**What needs to be done**
Copy each line of the data below exactly, leaving out pictures.
________________
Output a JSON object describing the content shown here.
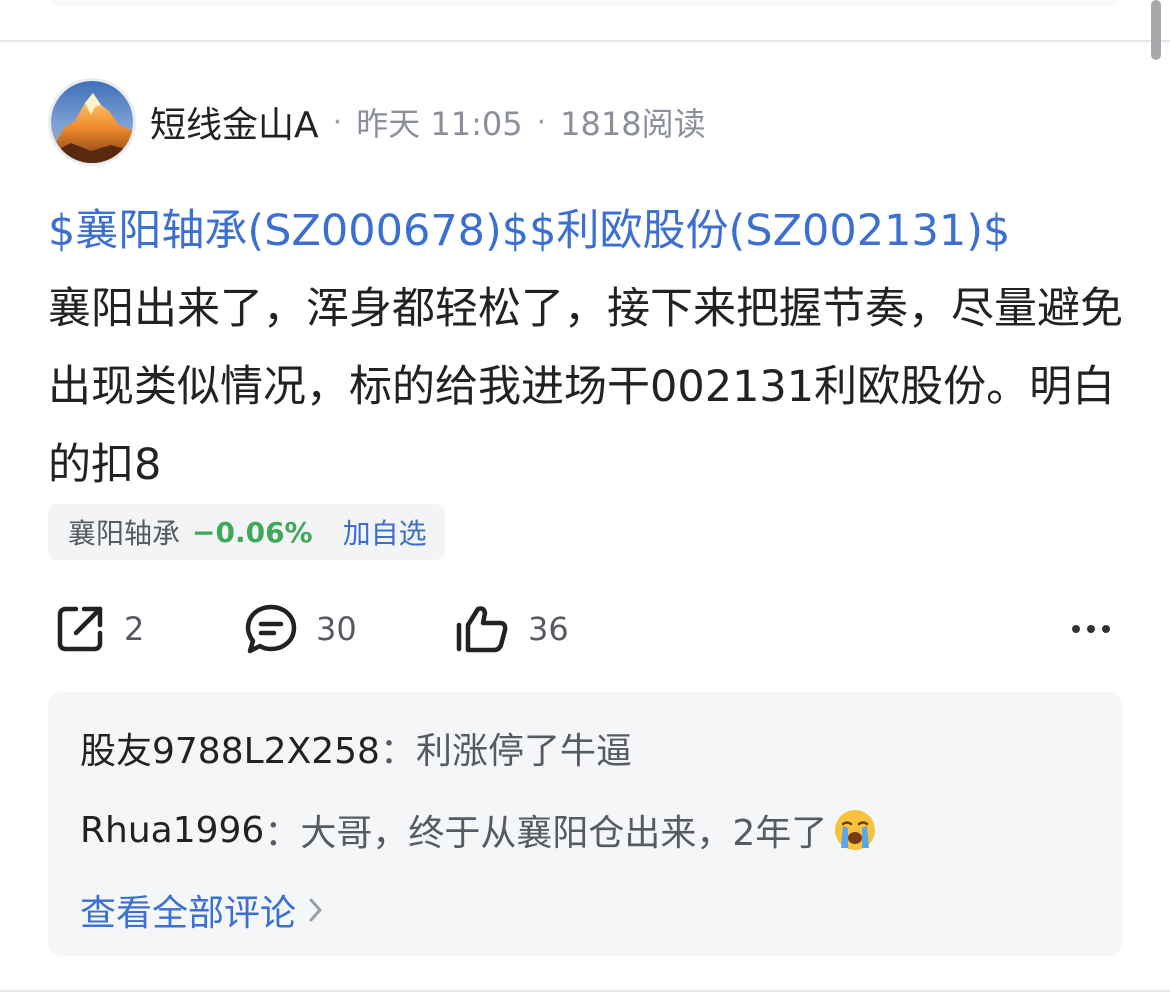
{
  "post": {
    "author": "短线金山A",
    "time": "昨天 11:05",
    "reads": "1818阅读",
    "meta_separator": "·",
    "content": {
      "stock_link_1": "$襄阳轴承(SZ000678)$",
      "stock_link_2": "$利欧股份(SZ002131)$",
      "body": "襄阳出来了，浑身都轻松了，接下来把握节奏，尽量避免出现类似情况，标的给我进场干002131利欧股份。明白的扣8"
    },
    "stock_chip": {
      "name": "襄阳轴承",
      "change": "−0.06%",
      "add_label": "加自选",
      "change_color": "#3fa85a"
    },
    "actions": {
      "share_count": "2",
      "comment_count": "30",
      "like_count": "36"
    },
    "comments": [
      {
        "user": "股友9788L2X258",
        "sep": "：",
        "text": "利涨停了牛逼"
      },
      {
        "user": "Rhua1996",
        "sep": "：",
        "text": "大哥，终于从襄阳仓出来，2年了",
        "emoji": "crying-face"
      }
    ],
    "view_all_label": "查看全部评论"
  },
  "colors": {
    "link": "#3b6fd1",
    "text": "#222222",
    "muted": "#8a8f99",
    "panel": "#f5f6f8"
  }
}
________________
**Problem solution**
Output a JSON object describing the content shown here.
{
  "post": {
    "author": "短线金山A",
    "time": "昨天 11:05",
    "reads": "1818阅读",
    "meta_separator": "·",
    "content": {
      "stock_link_1": "$襄阳轴承(SZ000678)$",
      "stock_link_2": "$利欧股份(SZ002131)$",
      "body": "襄阳出来了，浑身都轻松了，接下来把握节奏，尽量避免出现类似情况，标的给我进场干002131利欧股份。明白的扣8"
    },
    "stock_chip": {
      "name": "襄阳轴承",
      "change": "−0.06%",
      "add_label": "加自选",
      "change_color": "#3fa85a"
    },
    "actions": {
      "share_count": "2",
      "comment_count": "30",
      "like_count": "36"
    },
    "comments": [
      {
        "user": "股友9788L2X258",
        "sep": "：",
        "text": "利涨停了牛逼"
      },
      {
        "user": "Rhua1996",
        "sep": "：",
        "text": "大哥，终于从襄阳仓出来，2年了",
        "emoji": "crying-face"
      }
    ],
    "view_all_label": "查看全部评论"
  },
  "colors": {
    "link": "#3b6fd1",
    "text": "#222222",
    "muted": "#8a8f99",
    "panel": "#f5f6f8"
  }
}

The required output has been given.